Go through the data below. List every line that holds the word "encone".

[Data in this exercise]
-- Start --

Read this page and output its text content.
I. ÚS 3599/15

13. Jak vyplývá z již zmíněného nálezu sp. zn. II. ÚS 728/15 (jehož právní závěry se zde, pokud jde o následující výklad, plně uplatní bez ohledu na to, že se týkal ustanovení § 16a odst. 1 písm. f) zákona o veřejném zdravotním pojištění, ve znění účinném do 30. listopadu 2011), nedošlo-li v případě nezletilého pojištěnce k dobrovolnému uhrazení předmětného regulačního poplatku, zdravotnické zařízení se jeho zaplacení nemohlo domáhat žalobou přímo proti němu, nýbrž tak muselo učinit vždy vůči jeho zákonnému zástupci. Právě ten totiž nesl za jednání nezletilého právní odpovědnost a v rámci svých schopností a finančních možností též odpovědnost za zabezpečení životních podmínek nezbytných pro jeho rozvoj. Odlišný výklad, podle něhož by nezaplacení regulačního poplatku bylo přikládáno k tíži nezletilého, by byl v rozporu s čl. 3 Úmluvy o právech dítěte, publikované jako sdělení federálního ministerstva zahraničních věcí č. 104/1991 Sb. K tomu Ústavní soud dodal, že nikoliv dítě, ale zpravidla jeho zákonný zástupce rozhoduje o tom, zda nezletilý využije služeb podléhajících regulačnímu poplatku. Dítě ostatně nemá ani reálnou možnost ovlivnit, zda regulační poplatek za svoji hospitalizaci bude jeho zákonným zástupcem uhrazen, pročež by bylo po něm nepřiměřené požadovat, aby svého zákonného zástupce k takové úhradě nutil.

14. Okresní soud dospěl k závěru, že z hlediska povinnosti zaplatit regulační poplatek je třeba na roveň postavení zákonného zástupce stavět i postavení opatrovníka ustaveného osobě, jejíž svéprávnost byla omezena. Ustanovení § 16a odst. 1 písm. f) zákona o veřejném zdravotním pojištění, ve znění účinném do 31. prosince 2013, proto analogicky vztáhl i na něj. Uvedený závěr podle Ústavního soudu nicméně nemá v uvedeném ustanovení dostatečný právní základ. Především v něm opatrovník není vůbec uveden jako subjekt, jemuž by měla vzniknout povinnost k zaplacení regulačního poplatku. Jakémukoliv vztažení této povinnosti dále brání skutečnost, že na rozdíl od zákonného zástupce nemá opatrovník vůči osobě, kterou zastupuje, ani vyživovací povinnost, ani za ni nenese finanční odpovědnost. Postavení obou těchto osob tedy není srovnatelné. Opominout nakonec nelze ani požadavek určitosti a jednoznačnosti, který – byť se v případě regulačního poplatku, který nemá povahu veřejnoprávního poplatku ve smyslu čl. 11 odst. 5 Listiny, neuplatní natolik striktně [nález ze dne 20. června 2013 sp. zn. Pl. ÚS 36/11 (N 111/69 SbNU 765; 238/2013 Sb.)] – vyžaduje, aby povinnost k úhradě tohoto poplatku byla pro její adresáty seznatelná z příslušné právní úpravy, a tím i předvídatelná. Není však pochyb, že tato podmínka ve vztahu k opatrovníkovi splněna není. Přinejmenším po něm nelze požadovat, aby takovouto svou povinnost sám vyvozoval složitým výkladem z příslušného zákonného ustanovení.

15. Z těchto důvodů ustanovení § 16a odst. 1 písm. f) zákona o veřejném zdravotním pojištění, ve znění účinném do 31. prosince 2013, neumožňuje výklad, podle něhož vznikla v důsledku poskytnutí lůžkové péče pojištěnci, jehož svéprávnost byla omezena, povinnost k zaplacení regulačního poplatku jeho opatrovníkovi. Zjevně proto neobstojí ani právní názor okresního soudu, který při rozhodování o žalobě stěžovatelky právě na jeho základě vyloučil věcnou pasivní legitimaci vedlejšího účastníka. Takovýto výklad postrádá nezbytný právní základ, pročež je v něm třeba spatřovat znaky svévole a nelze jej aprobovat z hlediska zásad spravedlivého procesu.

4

-- End --
-- Start --

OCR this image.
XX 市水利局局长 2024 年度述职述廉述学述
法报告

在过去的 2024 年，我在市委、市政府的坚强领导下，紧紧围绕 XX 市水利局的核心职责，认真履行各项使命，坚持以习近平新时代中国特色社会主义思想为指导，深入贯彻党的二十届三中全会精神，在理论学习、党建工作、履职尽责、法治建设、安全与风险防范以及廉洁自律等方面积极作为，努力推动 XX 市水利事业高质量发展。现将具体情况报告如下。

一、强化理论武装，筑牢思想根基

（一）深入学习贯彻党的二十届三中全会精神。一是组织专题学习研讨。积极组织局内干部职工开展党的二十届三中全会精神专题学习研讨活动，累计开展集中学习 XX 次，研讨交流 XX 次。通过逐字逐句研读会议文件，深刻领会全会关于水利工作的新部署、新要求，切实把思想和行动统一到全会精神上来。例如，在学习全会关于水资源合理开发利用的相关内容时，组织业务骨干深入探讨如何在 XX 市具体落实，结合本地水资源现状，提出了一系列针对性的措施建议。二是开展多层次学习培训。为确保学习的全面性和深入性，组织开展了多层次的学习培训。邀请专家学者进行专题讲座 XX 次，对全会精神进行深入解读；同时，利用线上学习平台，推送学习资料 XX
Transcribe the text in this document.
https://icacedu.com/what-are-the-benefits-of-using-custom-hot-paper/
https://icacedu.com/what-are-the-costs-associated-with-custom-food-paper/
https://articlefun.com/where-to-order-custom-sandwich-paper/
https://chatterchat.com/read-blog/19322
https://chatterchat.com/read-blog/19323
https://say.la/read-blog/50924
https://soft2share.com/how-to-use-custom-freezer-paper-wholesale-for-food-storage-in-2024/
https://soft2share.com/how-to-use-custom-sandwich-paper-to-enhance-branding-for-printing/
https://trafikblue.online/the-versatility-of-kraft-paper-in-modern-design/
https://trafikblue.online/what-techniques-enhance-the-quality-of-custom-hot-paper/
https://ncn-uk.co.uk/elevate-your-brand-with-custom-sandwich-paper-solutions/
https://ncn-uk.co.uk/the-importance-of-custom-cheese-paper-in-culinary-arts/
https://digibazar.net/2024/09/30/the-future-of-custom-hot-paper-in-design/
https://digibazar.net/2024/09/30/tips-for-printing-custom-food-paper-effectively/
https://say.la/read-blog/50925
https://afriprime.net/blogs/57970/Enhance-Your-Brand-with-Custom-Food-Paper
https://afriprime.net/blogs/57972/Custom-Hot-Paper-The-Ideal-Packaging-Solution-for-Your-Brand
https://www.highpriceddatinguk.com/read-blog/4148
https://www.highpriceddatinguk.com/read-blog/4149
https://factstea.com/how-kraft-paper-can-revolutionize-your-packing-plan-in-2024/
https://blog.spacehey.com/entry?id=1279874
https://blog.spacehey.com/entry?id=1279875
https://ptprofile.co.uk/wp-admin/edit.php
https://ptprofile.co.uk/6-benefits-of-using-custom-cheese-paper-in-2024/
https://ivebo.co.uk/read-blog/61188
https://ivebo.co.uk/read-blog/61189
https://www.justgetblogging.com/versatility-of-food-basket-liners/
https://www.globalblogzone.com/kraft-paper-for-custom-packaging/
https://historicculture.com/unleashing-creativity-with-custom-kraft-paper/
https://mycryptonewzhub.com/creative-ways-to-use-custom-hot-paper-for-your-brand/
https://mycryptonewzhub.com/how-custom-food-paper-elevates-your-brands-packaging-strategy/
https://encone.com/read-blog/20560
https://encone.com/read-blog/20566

-- End --
-- Start --

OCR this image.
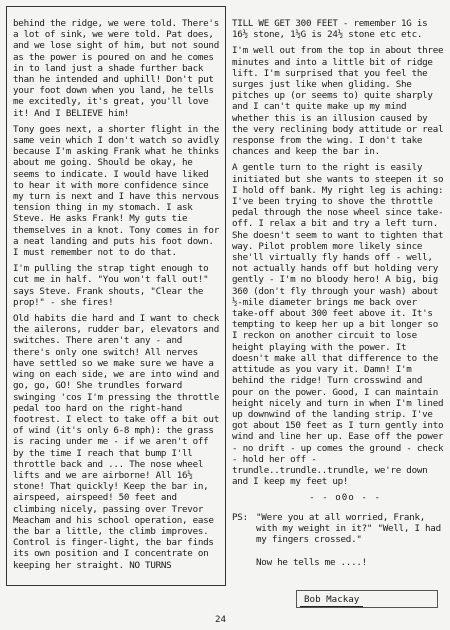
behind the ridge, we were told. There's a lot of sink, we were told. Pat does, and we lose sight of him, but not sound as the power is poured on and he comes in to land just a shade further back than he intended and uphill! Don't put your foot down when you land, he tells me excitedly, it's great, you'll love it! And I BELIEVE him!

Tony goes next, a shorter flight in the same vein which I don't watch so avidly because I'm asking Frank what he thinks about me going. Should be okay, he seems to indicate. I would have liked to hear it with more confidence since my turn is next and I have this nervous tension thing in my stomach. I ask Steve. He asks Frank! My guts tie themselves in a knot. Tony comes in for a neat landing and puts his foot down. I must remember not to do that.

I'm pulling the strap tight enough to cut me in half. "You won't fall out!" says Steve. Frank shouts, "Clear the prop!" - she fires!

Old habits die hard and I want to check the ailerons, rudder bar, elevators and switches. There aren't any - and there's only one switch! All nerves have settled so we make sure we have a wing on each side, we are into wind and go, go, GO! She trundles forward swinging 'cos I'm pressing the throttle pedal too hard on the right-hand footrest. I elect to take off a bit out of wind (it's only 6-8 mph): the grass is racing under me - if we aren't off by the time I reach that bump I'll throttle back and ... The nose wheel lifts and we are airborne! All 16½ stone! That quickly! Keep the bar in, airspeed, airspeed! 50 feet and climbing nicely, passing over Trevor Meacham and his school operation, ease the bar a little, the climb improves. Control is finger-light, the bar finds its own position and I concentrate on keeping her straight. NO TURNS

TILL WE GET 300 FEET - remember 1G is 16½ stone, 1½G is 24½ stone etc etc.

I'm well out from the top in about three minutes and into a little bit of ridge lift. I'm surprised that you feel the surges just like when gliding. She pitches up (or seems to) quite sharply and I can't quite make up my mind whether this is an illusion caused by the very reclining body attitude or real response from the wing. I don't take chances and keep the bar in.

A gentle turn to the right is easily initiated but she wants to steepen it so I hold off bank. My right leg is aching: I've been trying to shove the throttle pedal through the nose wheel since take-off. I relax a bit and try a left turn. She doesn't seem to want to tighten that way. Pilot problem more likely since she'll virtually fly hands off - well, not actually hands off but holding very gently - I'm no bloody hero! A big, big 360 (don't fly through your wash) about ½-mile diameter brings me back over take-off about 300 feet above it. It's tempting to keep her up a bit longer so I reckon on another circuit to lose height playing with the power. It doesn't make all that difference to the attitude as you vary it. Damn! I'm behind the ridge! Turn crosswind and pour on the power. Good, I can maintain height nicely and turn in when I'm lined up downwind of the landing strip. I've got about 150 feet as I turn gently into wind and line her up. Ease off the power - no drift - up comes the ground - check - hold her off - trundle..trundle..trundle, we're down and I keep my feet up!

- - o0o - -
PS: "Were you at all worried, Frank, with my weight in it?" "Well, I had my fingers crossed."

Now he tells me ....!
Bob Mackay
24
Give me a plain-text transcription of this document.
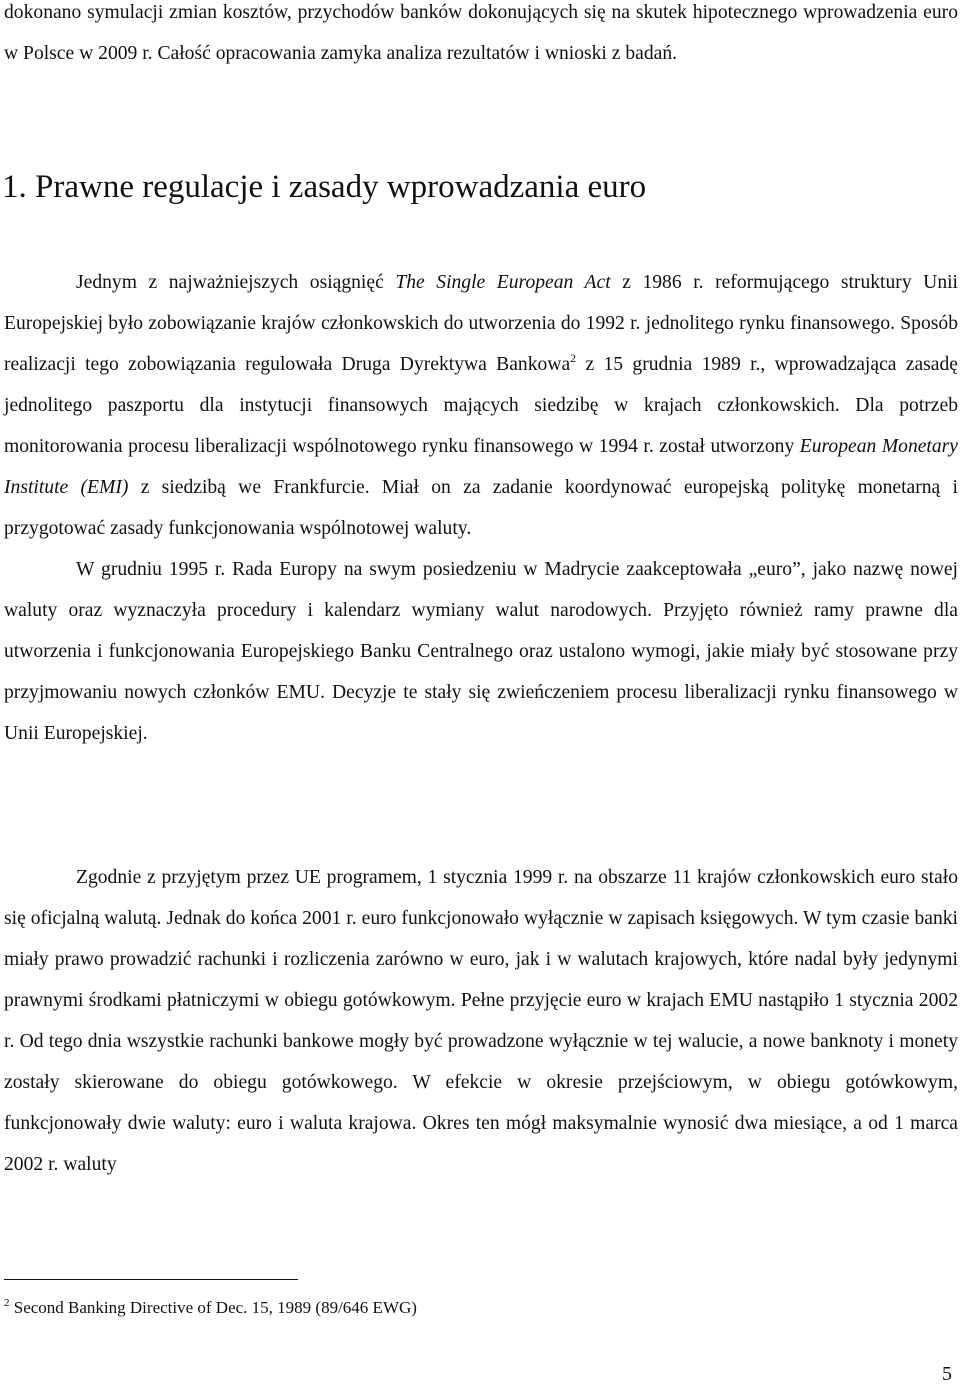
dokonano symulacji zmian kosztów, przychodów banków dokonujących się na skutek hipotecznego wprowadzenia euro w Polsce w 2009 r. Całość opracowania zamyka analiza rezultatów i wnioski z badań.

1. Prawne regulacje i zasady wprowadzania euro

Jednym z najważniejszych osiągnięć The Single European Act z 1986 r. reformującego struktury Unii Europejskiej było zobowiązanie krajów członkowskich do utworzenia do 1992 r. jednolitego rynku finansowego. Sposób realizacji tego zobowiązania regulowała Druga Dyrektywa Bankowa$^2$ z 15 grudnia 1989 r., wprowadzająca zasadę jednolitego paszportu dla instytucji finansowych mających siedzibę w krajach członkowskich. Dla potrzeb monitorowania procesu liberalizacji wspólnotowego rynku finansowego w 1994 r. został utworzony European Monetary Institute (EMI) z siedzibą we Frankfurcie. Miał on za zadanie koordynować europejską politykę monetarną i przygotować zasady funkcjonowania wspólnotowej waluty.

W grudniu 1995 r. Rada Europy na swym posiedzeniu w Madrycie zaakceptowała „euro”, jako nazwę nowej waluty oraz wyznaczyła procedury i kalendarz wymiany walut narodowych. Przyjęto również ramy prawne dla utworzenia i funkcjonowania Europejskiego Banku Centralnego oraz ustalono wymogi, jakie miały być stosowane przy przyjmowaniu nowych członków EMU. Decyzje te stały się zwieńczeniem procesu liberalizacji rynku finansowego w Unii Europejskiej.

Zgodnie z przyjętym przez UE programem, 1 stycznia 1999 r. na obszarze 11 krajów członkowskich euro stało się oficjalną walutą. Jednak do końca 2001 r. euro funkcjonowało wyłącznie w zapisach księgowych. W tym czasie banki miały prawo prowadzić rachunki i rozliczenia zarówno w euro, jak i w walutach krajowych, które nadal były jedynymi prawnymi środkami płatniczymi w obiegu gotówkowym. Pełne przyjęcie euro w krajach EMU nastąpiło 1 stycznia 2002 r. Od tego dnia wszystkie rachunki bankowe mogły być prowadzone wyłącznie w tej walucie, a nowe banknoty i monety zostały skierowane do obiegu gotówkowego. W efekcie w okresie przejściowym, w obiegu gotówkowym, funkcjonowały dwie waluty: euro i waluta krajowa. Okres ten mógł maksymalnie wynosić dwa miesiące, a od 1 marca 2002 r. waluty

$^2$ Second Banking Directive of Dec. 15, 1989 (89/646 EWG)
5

-- End --

[Reply]
https://encone.com/read-blog/20560
https://encone.com/read-blog/20566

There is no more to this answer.